**Given problem**
Lay out the data below as a numbered list, starting with the line containing "value-label-2015: -6,84 xyxy=(512,339,537,351)" and going on through the line containing "x-tick-label: 2018 xyxy=(648,454,668,464)", leaving out any blank lines.

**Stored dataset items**
++++++++++++++++++++

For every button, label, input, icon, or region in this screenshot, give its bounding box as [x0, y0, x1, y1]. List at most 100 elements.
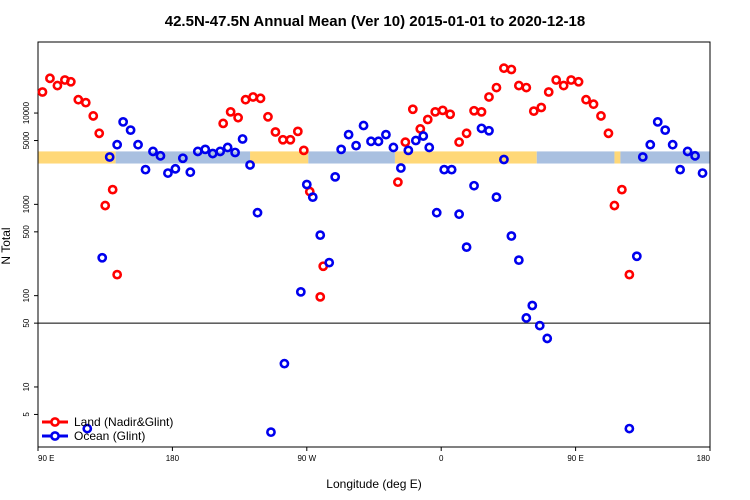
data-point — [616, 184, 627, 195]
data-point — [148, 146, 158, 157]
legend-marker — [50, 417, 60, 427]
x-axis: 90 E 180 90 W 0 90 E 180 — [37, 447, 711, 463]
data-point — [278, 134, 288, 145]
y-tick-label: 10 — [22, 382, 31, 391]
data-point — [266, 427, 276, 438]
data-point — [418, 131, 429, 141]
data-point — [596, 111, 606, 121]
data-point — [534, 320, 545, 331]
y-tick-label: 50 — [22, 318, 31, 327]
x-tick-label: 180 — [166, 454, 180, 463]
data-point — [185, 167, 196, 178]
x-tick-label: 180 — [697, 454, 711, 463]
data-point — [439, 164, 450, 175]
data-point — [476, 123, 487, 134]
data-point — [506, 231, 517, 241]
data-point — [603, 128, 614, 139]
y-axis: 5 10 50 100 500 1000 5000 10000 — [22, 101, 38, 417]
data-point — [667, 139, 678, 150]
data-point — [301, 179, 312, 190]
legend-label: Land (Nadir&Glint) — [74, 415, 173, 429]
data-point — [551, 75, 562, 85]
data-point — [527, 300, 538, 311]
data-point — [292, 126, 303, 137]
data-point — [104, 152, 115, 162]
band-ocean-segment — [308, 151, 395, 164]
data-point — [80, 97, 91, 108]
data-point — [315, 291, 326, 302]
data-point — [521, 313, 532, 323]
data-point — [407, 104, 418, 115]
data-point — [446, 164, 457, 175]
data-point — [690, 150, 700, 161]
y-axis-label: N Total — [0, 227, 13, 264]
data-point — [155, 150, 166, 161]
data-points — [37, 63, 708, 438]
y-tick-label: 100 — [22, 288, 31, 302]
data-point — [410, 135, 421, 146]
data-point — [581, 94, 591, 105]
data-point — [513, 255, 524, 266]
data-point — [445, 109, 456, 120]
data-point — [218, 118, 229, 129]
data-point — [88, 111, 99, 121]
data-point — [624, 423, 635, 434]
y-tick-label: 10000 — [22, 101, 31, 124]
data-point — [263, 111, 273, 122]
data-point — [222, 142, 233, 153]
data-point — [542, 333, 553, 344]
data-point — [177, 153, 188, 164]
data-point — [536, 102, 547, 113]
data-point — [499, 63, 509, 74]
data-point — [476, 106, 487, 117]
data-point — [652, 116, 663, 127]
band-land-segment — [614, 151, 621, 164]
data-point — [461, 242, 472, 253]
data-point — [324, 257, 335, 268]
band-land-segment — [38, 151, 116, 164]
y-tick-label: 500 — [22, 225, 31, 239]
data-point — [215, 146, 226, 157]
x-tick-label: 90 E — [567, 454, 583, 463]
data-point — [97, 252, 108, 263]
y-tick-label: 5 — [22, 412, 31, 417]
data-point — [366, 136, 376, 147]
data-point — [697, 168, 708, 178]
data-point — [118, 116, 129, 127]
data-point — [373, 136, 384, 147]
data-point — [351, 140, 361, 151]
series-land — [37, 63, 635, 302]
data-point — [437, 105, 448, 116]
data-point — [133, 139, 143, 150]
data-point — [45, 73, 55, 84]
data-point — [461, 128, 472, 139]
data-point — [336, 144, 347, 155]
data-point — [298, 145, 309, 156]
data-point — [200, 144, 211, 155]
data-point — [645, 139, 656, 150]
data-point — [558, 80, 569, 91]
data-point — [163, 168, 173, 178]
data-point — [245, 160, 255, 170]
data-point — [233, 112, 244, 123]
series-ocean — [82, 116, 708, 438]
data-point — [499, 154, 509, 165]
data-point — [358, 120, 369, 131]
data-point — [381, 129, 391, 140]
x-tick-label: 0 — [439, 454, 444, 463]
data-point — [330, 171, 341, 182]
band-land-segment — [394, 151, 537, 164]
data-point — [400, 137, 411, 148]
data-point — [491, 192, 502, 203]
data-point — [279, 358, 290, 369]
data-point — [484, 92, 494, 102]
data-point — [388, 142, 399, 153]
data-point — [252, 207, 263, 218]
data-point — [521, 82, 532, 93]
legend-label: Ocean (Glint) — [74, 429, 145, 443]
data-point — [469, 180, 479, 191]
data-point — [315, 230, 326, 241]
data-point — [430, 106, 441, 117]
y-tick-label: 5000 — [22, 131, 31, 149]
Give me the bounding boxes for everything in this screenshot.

++++++++++++++++++++

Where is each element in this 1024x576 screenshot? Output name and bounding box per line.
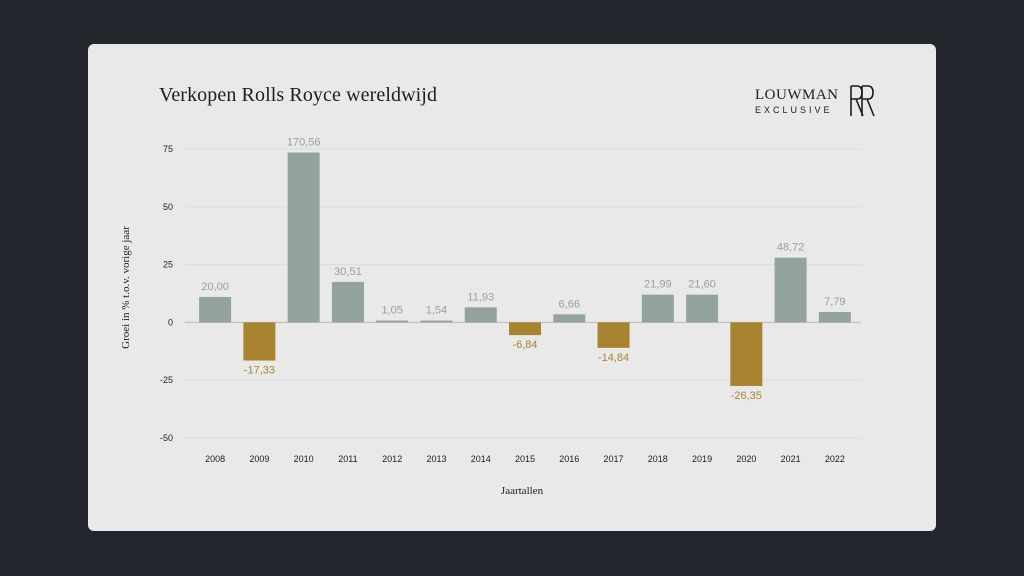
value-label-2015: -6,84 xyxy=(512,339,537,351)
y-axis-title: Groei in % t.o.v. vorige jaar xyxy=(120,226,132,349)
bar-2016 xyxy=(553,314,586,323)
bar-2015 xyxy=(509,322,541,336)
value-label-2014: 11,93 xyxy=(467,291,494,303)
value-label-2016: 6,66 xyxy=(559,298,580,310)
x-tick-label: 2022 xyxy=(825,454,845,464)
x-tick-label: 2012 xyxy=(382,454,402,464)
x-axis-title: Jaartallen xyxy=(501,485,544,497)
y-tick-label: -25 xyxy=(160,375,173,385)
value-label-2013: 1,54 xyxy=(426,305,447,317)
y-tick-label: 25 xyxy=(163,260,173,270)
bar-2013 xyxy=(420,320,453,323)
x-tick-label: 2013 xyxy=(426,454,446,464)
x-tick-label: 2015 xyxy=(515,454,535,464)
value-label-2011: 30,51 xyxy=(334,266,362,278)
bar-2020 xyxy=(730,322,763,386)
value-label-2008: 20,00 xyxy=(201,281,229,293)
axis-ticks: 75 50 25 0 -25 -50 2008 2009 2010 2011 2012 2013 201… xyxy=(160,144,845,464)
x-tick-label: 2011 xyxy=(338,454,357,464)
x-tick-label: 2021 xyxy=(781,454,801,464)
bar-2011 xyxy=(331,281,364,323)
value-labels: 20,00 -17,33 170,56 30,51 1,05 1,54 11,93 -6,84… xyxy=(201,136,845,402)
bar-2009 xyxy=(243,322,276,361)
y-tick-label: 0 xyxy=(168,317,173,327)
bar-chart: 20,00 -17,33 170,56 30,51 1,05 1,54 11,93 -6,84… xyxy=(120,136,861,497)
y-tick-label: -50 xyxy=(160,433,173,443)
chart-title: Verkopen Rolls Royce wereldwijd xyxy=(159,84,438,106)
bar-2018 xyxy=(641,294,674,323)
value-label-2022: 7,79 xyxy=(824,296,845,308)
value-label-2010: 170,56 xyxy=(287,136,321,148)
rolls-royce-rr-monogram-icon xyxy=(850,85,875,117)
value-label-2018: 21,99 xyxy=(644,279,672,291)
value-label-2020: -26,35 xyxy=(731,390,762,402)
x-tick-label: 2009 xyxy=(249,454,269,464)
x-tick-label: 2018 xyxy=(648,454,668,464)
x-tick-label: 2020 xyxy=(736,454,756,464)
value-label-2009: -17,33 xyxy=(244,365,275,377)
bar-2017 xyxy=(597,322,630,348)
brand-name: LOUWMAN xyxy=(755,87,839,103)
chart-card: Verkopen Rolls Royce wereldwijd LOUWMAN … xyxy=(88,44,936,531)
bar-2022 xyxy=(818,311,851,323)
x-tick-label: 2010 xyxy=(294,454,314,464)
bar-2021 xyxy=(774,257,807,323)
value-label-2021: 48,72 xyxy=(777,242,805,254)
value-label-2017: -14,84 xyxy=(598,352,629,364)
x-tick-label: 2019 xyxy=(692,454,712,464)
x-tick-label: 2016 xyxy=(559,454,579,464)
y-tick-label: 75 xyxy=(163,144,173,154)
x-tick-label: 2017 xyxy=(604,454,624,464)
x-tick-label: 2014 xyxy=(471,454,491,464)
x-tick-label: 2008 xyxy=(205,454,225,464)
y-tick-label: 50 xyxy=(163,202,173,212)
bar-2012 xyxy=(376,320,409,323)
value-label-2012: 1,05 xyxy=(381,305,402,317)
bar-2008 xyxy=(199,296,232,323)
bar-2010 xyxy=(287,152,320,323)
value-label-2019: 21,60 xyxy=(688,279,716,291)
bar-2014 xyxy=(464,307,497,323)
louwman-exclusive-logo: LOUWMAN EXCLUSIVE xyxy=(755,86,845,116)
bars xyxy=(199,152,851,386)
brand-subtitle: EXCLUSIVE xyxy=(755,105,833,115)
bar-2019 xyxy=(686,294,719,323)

++++++++++++++++++++

**Reply**
1. value-label-2015: -6,84 xyxy=(512,339,537,351)
2. y-axis-title: Groei in % t.o.v. vorige jaar xyxy=(120,226,132,349)
3. bar-2016 xyxy=(553,314,586,323)
4. bar-2015 xyxy=(509,322,541,336)
5. value-label-2014: 11,93 xyxy=(467,291,494,303)
6. value-label-2016: 6,66 xyxy=(559,298,580,310)
7. x-tick-label: 2022 xyxy=(825,454,845,464)
8. x-tick-label: 2012 xyxy=(382,454,402,464)
9. x-axis-title: Jaartallen xyxy=(501,485,544,497)
10. y-tick-label: -25 xyxy=(160,375,173,385)
11. value-label-2013: 1,54 xyxy=(426,305,447,317)
12. y-tick-label: 25 xyxy=(163,260,173,270)
13. bar-2013 xyxy=(420,320,453,323)
14. x-tick-label: 2013 xyxy=(426,454,446,464)
15. x-tick-label: 2015 xyxy=(515,454,535,464)
16. value-label-2011: 30,51 xyxy=(334,266,362,278)
17. bar-2020 xyxy=(730,322,763,386)
18. value-label-2008: 20,00 xyxy=(201,281,229,293)
19. axis-ticks: 75 50 25 0 -25 -50 2008 2009 2010 2011 2012 2013 201… xyxy=(160,144,845,464)
20. x-tick-label: 2011 xyxy=(338,454,357,464)
21. x-tick-label: 2021 xyxy=(781,454,801,464)
22. bar-2011 xyxy=(331,281,364,323)
23. value-labels: 20,00 -17,33 170,56 30,51 1,05 1,54 11,93 -6,84… xyxy=(201,136,845,402)
24. bar-2009 xyxy=(243,322,276,361)
25. y-tick-label: 0 xyxy=(168,317,173,327)
26. bar-chart: 20,00 -17,33 170,56 30,51 1,05 1,54 11,93 -6,84… xyxy=(120,136,861,497)
27. y-tick-label: -50 xyxy=(160,433,173,443)
28. chart-title: Verkopen Rolls Royce wereldwijd xyxy=(159,84,438,106)
29. bar-2018 xyxy=(641,294,674,323)
30. value-label-2022: 7,79 xyxy=(824,296,845,308)
31. value-label-2010: 170,56 xyxy=(287,136,321,148)
32. rolls-royce-rr-monogram-icon xyxy=(850,85,875,117)
33. value-label-2018: 21,99 xyxy=(644,279,672,291)
34. value-label-2020: -26,35 xyxy=(731,390,762,402)
35. x-tick-label: 2009 xyxy=(249,454,269,464)
36. x-tick-label: 2018 xyxy=(648,454,668,464)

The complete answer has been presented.